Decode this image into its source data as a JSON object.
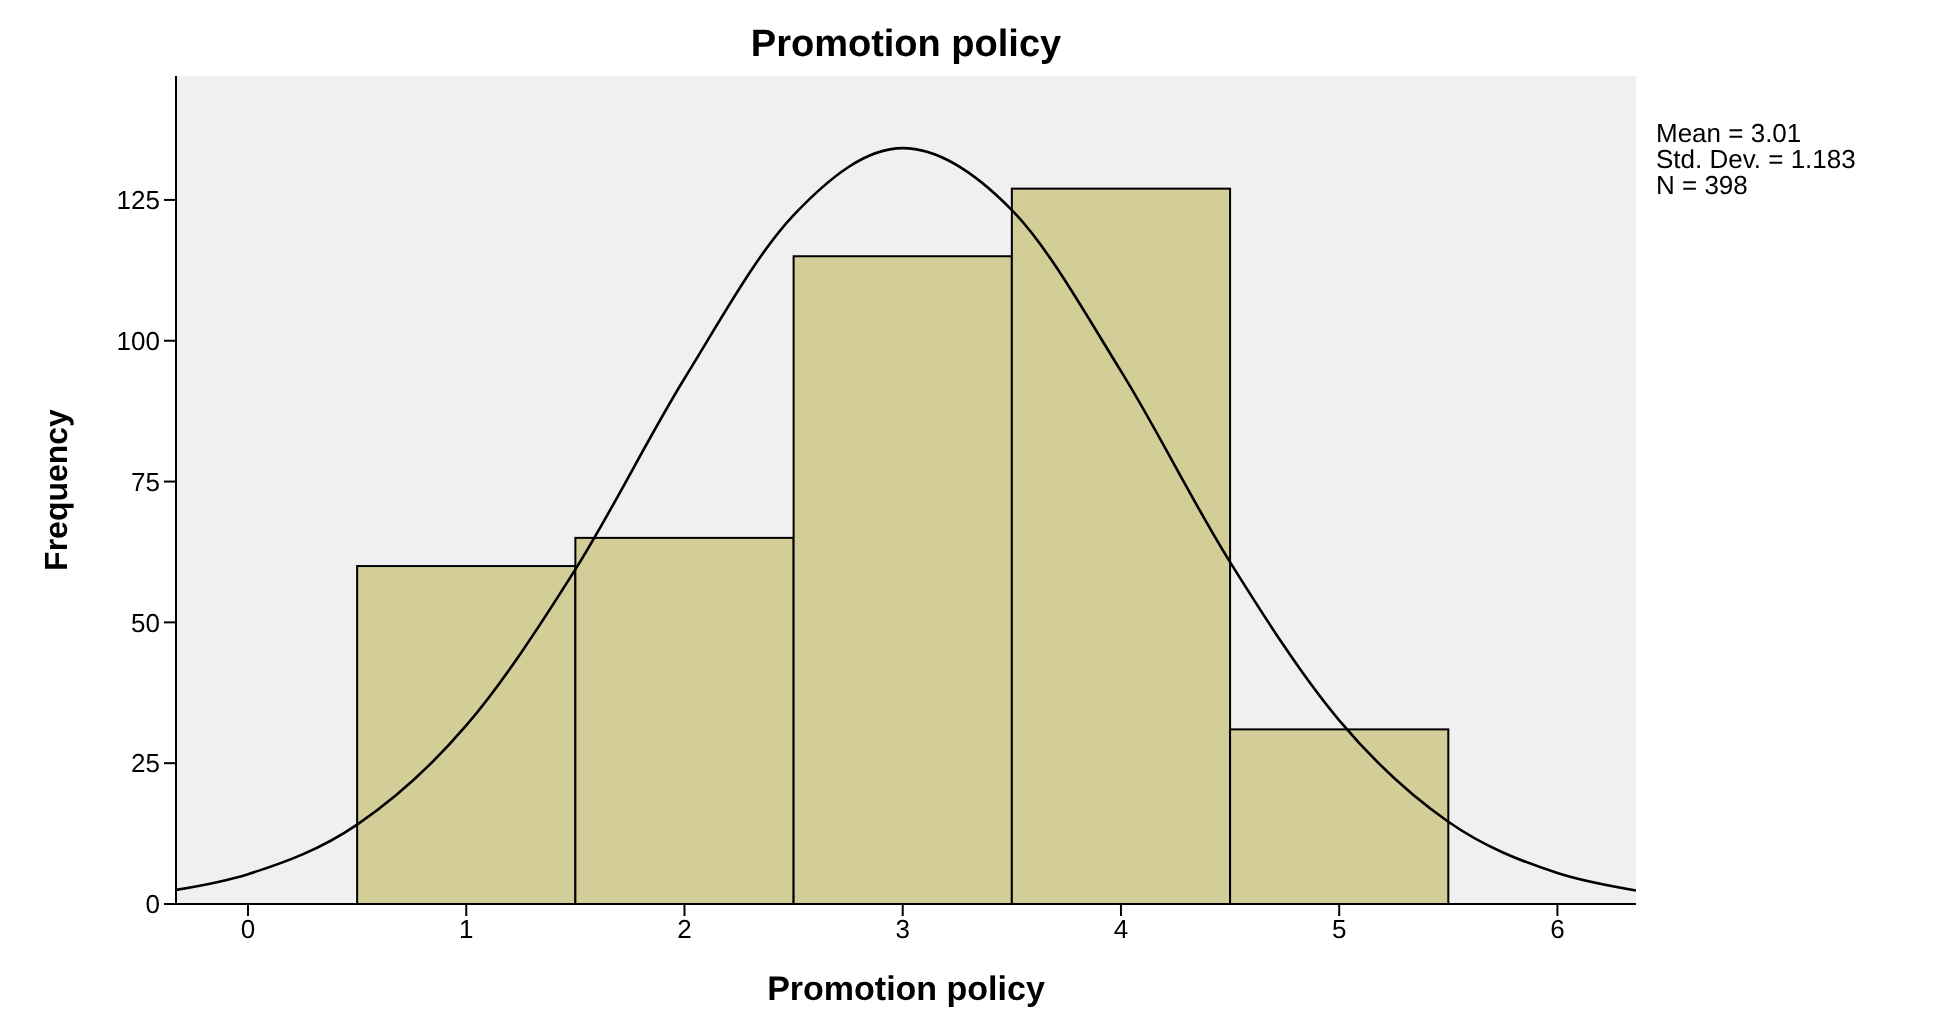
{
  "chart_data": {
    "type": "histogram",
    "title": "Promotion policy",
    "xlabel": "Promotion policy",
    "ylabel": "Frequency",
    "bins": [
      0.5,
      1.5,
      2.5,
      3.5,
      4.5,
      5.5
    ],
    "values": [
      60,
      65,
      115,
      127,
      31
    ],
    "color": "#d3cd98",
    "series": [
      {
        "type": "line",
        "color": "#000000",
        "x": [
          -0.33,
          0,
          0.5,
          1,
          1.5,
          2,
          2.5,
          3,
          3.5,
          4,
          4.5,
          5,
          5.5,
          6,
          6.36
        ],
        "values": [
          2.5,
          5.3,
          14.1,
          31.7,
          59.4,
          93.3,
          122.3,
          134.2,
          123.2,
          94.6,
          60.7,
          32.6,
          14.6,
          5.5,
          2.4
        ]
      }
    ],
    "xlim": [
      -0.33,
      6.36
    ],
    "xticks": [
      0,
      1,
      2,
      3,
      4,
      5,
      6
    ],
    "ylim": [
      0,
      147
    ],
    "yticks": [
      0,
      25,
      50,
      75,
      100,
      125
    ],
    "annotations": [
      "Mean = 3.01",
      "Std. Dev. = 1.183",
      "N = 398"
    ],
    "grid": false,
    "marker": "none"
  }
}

· · · · ·

_Task description_. Collect every line with the string "Promotion" from the records, and copy each.

_Task answer_.
    "title": "Promotion policy",
    "xlabel": "Promotion policy",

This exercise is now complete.